Objective:
Transcribe the full listing below exactly.

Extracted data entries
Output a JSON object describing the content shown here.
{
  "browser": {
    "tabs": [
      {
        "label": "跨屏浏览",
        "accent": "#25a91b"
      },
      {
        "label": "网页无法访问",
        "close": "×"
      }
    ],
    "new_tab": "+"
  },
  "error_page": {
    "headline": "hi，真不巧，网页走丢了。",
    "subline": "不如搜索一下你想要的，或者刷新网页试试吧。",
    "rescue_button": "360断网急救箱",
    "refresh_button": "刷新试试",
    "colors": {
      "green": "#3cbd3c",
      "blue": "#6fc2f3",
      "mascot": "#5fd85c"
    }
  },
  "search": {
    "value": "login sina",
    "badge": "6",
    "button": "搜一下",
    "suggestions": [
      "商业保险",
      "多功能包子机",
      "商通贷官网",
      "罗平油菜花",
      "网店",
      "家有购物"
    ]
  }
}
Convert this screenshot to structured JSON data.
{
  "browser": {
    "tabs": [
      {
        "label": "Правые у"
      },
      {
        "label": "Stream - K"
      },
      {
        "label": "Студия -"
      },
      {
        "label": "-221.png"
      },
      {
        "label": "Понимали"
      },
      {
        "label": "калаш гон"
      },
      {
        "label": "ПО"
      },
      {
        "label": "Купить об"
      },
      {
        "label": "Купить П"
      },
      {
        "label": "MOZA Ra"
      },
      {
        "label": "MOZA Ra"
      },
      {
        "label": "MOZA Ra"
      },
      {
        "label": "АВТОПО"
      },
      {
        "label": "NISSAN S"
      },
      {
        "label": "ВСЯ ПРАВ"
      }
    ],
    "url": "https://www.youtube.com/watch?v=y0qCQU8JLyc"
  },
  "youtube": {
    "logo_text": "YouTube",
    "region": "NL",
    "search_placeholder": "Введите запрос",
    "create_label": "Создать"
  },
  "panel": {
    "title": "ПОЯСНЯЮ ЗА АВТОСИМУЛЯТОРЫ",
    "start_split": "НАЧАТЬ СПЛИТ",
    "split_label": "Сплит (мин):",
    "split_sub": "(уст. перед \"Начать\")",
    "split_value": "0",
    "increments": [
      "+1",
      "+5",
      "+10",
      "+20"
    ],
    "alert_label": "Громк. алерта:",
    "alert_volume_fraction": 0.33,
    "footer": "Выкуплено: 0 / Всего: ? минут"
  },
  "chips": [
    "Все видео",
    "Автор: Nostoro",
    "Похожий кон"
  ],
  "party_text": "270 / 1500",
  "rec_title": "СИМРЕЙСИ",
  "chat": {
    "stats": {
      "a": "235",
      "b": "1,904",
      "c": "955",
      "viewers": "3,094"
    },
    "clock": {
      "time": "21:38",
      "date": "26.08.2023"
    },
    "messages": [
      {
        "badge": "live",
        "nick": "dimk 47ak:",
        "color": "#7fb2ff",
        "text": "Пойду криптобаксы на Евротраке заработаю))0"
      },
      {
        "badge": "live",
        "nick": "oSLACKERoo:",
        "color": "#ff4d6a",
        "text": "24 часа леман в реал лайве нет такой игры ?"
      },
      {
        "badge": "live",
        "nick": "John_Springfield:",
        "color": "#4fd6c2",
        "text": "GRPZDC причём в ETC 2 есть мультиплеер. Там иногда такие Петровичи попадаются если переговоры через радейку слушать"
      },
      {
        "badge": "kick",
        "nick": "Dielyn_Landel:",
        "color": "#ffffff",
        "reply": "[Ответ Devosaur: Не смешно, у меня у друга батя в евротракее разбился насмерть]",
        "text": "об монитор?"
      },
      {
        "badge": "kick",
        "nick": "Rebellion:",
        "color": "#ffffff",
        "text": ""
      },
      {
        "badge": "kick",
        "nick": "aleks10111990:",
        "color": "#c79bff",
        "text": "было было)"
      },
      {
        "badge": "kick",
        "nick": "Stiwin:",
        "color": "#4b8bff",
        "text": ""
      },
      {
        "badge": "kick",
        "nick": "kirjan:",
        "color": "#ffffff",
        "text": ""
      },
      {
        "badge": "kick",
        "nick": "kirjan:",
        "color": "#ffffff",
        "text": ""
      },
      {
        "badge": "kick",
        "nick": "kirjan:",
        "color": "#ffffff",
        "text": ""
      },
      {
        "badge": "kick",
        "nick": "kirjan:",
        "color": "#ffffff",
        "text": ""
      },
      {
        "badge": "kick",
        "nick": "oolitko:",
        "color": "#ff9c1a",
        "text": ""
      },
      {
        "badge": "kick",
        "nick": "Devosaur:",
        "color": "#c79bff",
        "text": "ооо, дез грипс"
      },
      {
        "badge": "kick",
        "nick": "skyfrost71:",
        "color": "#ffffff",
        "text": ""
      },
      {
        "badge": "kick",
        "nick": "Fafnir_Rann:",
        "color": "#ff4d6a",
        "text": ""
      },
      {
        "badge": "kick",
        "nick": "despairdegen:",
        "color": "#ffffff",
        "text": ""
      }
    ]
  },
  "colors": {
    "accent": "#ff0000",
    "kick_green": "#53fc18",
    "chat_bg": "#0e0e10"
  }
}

Result for this task:
Output a JSON object describing the content shown here.
{
  "browser": {
    "tabs": [
      {
        "label": "跨屏浏览",
        "accent": "#25a91b"
      },
      {
        "label": "网页无法访问",
        "close": "×"
      }
    ],
    "new_tab": "+"
  },
  "error_page": {
    "headline": "hi，真不巧，网页走丢了。",
    "subline": "不如搜索一下你想要的，或者刷新网页试试吧。",
    "rescue_button": "360断网急救箱",
    "refresh_button": "刷新试试",
    "colors": {
      "green": "#3cbd3c",
      "blue": "#6fc2f3",
      "mascot": "#5fd85c"
    }
  },
  "search": {
    "value": "login sina",
    "badge": "6",
    "button": "搜一下",
    "suggestions": [
      "商业保险",
      "多功能包子机",
      "商通贷官网",
      "罗平油菜花",
      "网店",
      "家有购物"
    ]
  }
}
Convert this screenshot to structured JSON data.
{
  "browser": {
    "tabs": [
      {
        "label": "Правые у"
      },
      {
        "label": "Stream - K"
      },
      {
        "label": "Студия -"
      },
      {
        "label": "-221.png"
      },
      {
        "label": "Понимали"
      },
      {
        "label": "калаш гон"
      },
      {
        "label": "ПО"
      },
      {
        "label": "Купить об"
      },
      {
        "label": "Купить П"
      },
      {
        "label": "MOZA Ra"
      },
      {
        "label": "MOZA Ra"
      },
      {
        "label": "MOZA Ra"
      },
      {
        "label": "АВТОПО"
      },
      {
        "label": "NISSAN S"
      },
      {
        "label": "ВСЯ ПРАВ"
      }
    ],
    "url": "https://www.youtube.com/watch?v=y0qCQU8JLyc"
  },
  "youtube": {
    "logo_text": "YouTube",
    "region": "NL",
    "search_placeholder": "Введите запрос",
    "create_label": "Создать"
  },
  "panel": {
    "title": "ПОЯСНЯЮ ЗА АВТОСИМУЛЯТОРЫ",
    "start_split": "НАЧАТЬ СПЛИТ",
    "split_label": "Сплит (мин):",
    "split_sub": "(уст. перед \"Начать\")",
    "split_value": "0",
    "increments": [
      "+1",
      "+5",
      "+10",
      "+20"
    ],
    "alert_label": "Громк. алерта:",
    "alert_volume_fraction": 0.33,
    "footer": "Выкуплено: 0 / Всего: ? минут"
  },
  "chips": [
    "Все видео",
    "Автор: Nostoro",
    "Похожий кон"
  ],
  "party_text": "270 / 1500",
  "rec_title": "СИМРЕЙСИ",
  "chat": {
    "stats": {
      "a": "235",
      "b": "1,904",
      "c": "955",
      "viewers": "3,094"
    },
    "clock": {
      "time": "21:38",
      "date": "26.08.2023"
    },
    "messages": [
      {
        "badge": "live",
        "nick": "dimk 47ak:",
        "color": "#7fb2ff",
        "text": "Пойду криптобаксы на Евротраке заработаю))0"
      },
      {
        "badge": "live",
        "nick": "oSLACKERoo:",
        "color": "#ff4d6a",
        "text": "24 часа леман в реал лайве нет такой игры ?"
      },
      {
        "badge": "live",
        "nick": "John_Springfield:",
        "color": "#4fd6c2",
        "text": "GRPZDC причём в ETC 2 есть мультиплеер. Там иногда такие Петровичи попадаются если переговоры через радейку слушать"
      },
      {
        "badge": "kick",
        "nick": "Dielyn_Landel:",
        "color": "#ffffff",
        "reply": "[Ответ Devosaur: Не смешно, у меня у друга батя в евротракее разбился насмерть]",
        "text": "об монитор?"
      },
      {
        "badge": "kick",
        "nick": "Rebellion:",
        "color": "#ffffff",
        "text": ""
      },
      {
        "badge": "kick",
        "nick": "aleks10111990:",
        "color": "#c79bff",
        "text": "было было)"
      },
      {
        "badge": "kick",
        "nick": "Stiwin:",
        "color": "#4b8bff",
        "text": ""
      },
      {
        "badge": "kick",
        "nick": "kirjan:",
        "color": "#ffffff",
        "text": ""
      },
      {
        "badge": "kick",
        "nick": "kirjan:",
        "color": "#ffffff",
        "text": ""
      },
      {
        "badge": "kick",
        "nick": "kirjan:",
        "color": "#ffffff",
        "text": ""
      },
      {
        "badge": "kick",
        "nick": "kirjan:",
        "color": "#ffffff",
        "text": ""
      },
      {
        "badge": "kick",
        "nick": "oolitko:",
        "color": "#ff9c1a",
        "text": ""
      },
      {
        "badge": "kick",
        "nick": "Devosaur:",
        "color": "#c79bff",
        "text": "ооо, дез грипс"
      },
      {
        "badge": "kick",
        "nick": "skyfrost71:",
        "color": "#ffffff",
        "text": ""
      },
      {
        "badge": "kick",
        "nick": "Fafnir_Rann:",
        "color": "#ff4d6a",
        "text": ""
      },
      {
        "badge": "kick",
        "nick": "despairdegen:",
        "color": "#ffffff",
        "text": ""
      }
    ]
  },
  "colors": {
    "accent": "#ff0000",
    "kick_green": "#53fc18",
    "chat_bg": "#0e0e10"
  }
}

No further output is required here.